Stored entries
++++++
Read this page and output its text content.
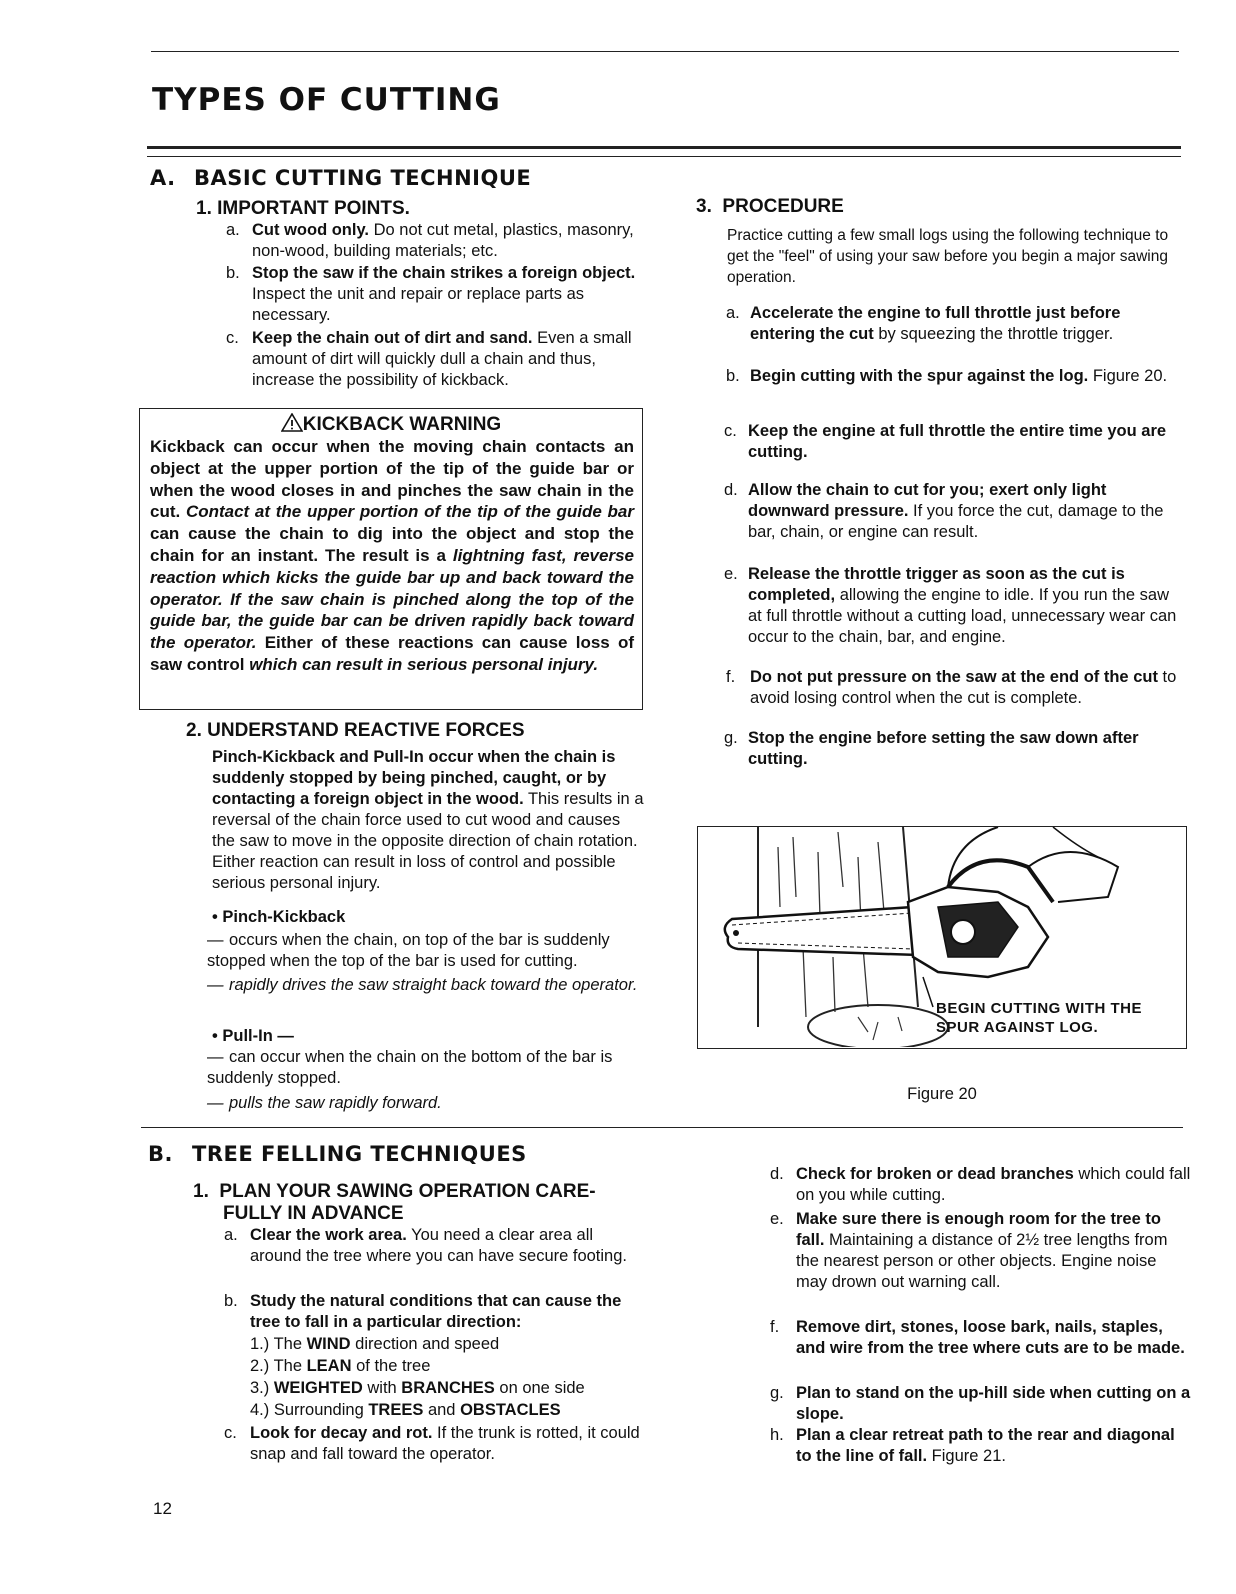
TYPES OF CUTTING
A. BASIC CUTTING TECHNIQUE
1. IMPORTANT POINTS.
a. Cut wood only. Do not cut metal, plastics, masonry, non-wood, building materials; etc.
b. Stop the saw if the chain strikes a foreign object. Inspect the unit and repair or replace parts as necessary.
c. Keep the chain out of dirt and sand. Even a small amount of dirt will quickly dull a chain and thus, increase the possibility of kickback.
KICKBACK WARNING
Kickback can occur when the moving chain contacts an object at the upper portion of the tip of the guide bar or when the wood closes in and pinches the saw chain in the cut. Contact at the upper portion of the tip of the guide bar can cause the chain to dig into the object and stop the chain for an instant. The result is a lightning fast, reverse reaction which kicks the guide bar up and back toward the operator. If the saw chain is pinched along the top of the guide bar, the guide bar can be driven rapidly back toward the operator. Either of these reactions can cause loss of saw control which can result in serious personal injury.
2. UNDERSTAND REACTIVE FORCES
Pinch-Kickback and Pull-In occur when the chain is suddenly stopped by being pinched, caught, or by contacting a foreign object in the wood. This results in a reversal of the chain force used to cut wood and causes the saw to move in the opposite direction of chain rotation. Either reaction can result in loss of control and possible serious personal injury.
• Pinch-Kickback
— occurs when the chain, on top of the bar is suddenly stopped when the top of the bar is used for cutting.
— rapidly drives the saw straight back toward the operator.
• Pull-In —
— can occur when the chain on the bottom of the bar is suddenly stopped.
— pulls the saw rapidly forward.
3. PROCEDURE
Practice cutting a few small logs using the following technique to get the "feel" of using your saw before you begin a major sawing operation.
a. Accelerate the engine to full throttle just before entering the cut by squeezing the throttle trigger.
b. Begin cutting with the spur against the log. Figure 20.
c. Keep the engine at full throttle the entire time you are cutting.
d. Allow the chain to cut for you; exert only light downward pressure. If you force the cut, damage to the bar, chain, or engine can result.
e. Release the throttle trigger as soon as the cut is completed, allowing the engine to idle. If you run the saw at full throttle without a cutting load, unnecessary wear can occur to the chain, bar, and engine.
f. Do not put pressure on the saw at the end of the cut to avoid losing control when the cut is complete.
g. Stop the engine before setting the saw down after cutting.
BEGIN CUTTING WITH THE
SPUR AGAINST LOG.
Figure 20
B. TREE FELLING TECHNIQUES
1. PLAN YOUR SAWING OPERATION CARE-
FULLY IN ADVANCE
a. Clear the work area. You need a clear area all around the tree where you can have secure footing.
b. Study the natural conditions that can cause the tree to fall in a particular direction:
1.) The WIND direction and speed
2.) The LEAN of the tree
3.) WEIGHTED with BRANCHES on one side
4.) Surrounding TREES and OBSTACLES
c. Look for decay and rot. If the trunk is rotted, it could snap and fall toward the operator.
d. Check for broken or dead branches which could fall on you while cutting.
e. Make sure there is enough room for the tree to fall. Maintaining a distance of 2½ tree lengths from the nearest person or other objects. Engine noise may drown out warning call.
f. Remove dirt, stones, loose bark, nails, staples, and wire from the tree where cuts are to be made.
g. Plan to stand on the up-hill side when cutting on a slope.
h. Plan a clear retreat path to the rear and diagonal to the line of fall. Figure 21.
12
++++++
Read the entries above, then pull out the lines that include "where".

a. Clear the work area. You need a clear area all around the tree where you can have secure footing.
f. Remove dirt, stones, loose bark, nails, staples, and wire from the tree where cuts are to be made.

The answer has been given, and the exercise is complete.